■ **Problem statement**
Restate the entries below word for word, omitting nothing.

________________________________________

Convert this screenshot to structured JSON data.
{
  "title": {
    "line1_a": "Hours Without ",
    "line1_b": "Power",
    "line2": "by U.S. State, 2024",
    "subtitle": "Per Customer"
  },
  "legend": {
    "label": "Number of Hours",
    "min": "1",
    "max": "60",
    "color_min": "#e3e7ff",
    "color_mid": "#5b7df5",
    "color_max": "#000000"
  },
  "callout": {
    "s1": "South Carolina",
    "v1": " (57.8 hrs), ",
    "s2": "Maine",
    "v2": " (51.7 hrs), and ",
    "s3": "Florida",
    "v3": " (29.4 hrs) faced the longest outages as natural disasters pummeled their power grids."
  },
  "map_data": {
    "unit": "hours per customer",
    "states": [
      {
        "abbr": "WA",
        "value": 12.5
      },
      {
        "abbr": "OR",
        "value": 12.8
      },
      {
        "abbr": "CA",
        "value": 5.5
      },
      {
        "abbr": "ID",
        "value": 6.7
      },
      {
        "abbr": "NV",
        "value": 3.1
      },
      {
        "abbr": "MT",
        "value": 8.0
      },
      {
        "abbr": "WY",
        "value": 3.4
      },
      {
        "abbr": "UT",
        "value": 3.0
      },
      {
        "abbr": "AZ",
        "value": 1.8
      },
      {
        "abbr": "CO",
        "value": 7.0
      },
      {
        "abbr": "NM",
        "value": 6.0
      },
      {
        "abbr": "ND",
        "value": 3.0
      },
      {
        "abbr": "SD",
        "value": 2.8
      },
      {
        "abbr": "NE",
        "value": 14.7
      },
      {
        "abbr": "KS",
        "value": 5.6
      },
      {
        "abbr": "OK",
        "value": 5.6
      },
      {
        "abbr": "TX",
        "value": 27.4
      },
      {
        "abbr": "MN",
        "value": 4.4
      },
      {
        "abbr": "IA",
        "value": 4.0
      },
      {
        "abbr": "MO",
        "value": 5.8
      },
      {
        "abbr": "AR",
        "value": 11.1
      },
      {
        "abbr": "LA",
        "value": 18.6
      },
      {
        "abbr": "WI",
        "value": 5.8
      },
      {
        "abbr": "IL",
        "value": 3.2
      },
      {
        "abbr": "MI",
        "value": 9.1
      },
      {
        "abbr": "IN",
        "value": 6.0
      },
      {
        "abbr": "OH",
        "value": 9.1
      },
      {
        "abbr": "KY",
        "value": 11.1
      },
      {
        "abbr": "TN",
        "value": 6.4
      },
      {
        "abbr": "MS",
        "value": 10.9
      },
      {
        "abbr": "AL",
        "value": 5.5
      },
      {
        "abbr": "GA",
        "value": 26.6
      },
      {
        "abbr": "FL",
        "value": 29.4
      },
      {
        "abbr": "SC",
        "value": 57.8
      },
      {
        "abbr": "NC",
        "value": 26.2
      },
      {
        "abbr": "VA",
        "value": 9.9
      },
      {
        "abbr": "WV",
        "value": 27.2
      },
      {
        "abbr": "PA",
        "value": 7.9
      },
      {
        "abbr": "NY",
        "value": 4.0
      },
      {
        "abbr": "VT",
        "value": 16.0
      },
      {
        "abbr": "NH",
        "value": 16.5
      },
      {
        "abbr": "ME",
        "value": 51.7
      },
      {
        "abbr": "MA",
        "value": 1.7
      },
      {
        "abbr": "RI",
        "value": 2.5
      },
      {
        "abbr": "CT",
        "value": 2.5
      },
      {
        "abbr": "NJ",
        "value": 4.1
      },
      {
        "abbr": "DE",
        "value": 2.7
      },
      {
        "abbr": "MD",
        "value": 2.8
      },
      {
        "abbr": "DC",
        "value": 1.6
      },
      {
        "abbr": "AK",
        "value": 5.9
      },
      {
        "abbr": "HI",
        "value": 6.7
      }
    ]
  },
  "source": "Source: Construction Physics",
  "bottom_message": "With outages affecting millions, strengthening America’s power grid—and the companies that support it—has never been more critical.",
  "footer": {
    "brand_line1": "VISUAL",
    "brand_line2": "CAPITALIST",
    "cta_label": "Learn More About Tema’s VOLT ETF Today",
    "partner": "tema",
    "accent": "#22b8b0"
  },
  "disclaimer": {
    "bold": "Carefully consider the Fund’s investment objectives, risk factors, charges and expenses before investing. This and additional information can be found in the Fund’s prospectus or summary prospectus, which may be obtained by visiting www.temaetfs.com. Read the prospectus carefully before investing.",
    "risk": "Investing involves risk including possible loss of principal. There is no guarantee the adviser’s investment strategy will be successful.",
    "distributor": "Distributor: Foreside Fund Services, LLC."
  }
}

________________________________________

■ **Finished exercise**
Convert this screenshot to structured JSON data.
{
  "title": {
    "line1_a": "Hours Without ",
    "line1_b": "Power",
    "line2": "by U.S. State, 2024",
    "subtitle": "Per Customer"
  },
  "legend": {
    "label": "Number of Hours",
    "min": "1",
    "max": "60",
    "color_min": "#e3e7ff",
    "color_mid": "#5b7df5",
    "color_max": "#000000"
  },
  "callout": {
    "s1": "South Carolina",
    "v1": " (57.8 hrs), ",
    "s2": "Maine",
    "v2": " (51.7 hrs), and ",
    "s3": "Florida",
    "v3": " (29.4 hrs) faced the longest outages as natural disasters pummeled their power grids."
  },
  "map_data": {
    "unit": "hours per customer",
    "states": [
      {
        "abbr": "WA",
        "value": 12.5
      },
      {
        "abbr": "OR",
        "value": 12.8
      },
      {
        "abbr": "CA",
        "value": 5.5
      },
      {
        "abbr": "ID",
        "value": 6.7
      },
      {
        "abbr": "NV",
        "value": 3.1
      },
      {
        "abbr": "MT",
        "value": 8.0
      },
      {
        "abbr": "WY",
        "value": 3.4
      },
      {
        "abbr": "UT",
        "value": 3.0
      },
      {
        "abbr": "AZ",
        "value": 1.8
      },
      {
        "abbr": "CO",
        "value": 7.0
      },
      {
        "abbr": "NM",
        "value": 6.0
      },
      {
        "abbr": "ND",
        "value": 3.0
      },
      {
        "abbr": "SD",
        "value": 2.8
      },
      {
        "abbr": "NE",
        "value": 14.7
      },
      {
        "abbr": "KS",
        "value": 5.6
      },
      {
        "abbr": "OK",
        "value": 5.6
      },
      {
        "abbr": "TX",
        "value": 27.4
      },
      {
        "abbr": "MN",
        "value": 4.4
      },
      {
        "abbr": "IA",
        "value": 4.0
      },
      {
        "abbr": "MO",
        "value": 5.8
      },
      {
        "abbr": "AR",
        "value": 11.1
      },
      {
        "abbr": "LA",
        "value": 18.6
      },
      {
        "abbr": "WI",
        "value": 5.8
      },
      {
        "abbr": "IL",
        "value": 3.2
      },
      {
        "abbr": "MI",
        "value": 9.1
      },
      {
        "abbr": "IN",
        "value": 6.0
      },
      {
        "abbr": "OH",
        "value": 9.1
      },
      {
        "abbr": "KY",
        "value": 11.1
      },
      {
        "abbr": "TN",
        "value": 6.4
      },
      {
        "abbr": "MS",
        "value": 10.9
      },
      {
        "abbr": "AL",
        "value": 5.5
      },
      {
        "abbr": "GA",
        "value": 26.6
      },
      {
        "abbr": "FL",
        "value": 29.4
      },
      {
        "abbr": "SC",
        "value": 57.8
      },
      {
        "abbr": "NC",
        "value": 26.2
      },
      {
        "abbr": "VA",
        "value": 9.9
      },
      {
        "abbr": "WV",
        "value": 27.2
      },
      {
        "abbr": "PA",
        "value": 7.9
      },
      {
        "abbr": "NY",
        "value": 4.0
      },
      {
        "abbr": "VT",
        "value": 16.0
      },
      {
        "abbr": "NH",
        "value": 16.5
      },
      {
        "abbr": "ME",
        "value": 51.7
      },
      {
        "abbr": "MA",
        "value": 1.7
      },
      {
        "abbr": "RI",
        "value": 2.5
      },
      {
        "abbr": "CT",
        "value": 2.5
      },
      {
        "abbr": "NJ",
        "value": 4.1
      },
      {
        "abbr": "DE",
        "value": 2.7
      },
      {
        "abbr": "MD",
        "value": 2.8
      },
      {
        "abbr": "DC",
        "value": 1.6
      },
      {
        "abbr": "AK",
        "value": 5.9
      },
      {
        "abbr": "HI",
        "value": 6.7
      }
    ]
  },
  "source": "Source: Construction Physics",
  "bottom_message": "With outages affecting millions, strengthening America’s power grid—and the companies that support it—has never been more critical.",
  "footer": {
    "brand_line1": "VISUAL",
    "brand_line2": "CAPITALIST",
    "cta_label": "Learn More About Tema’s VOLT ETF Today",
    "partner": "tema",
    "accent": "#22b8b0"
  },
  "disclaimer": {
    "bold": "Carefully consider the Fund’s investment objectives, risk factors, charges and expenses before investing. This and additional information can be found in the Fund’s prospectus or summary prospectus, which may be obtained by visiting www.temaetfs.com. Read the prospectus carefully before investing.",
    "risk": "Investing involves risk including possible loss of principal. There is no guarantee the adviser’s investment strategy will be successful.",
    "distributor": "Distributor: Foreside Fund Services, LLC."
  }
}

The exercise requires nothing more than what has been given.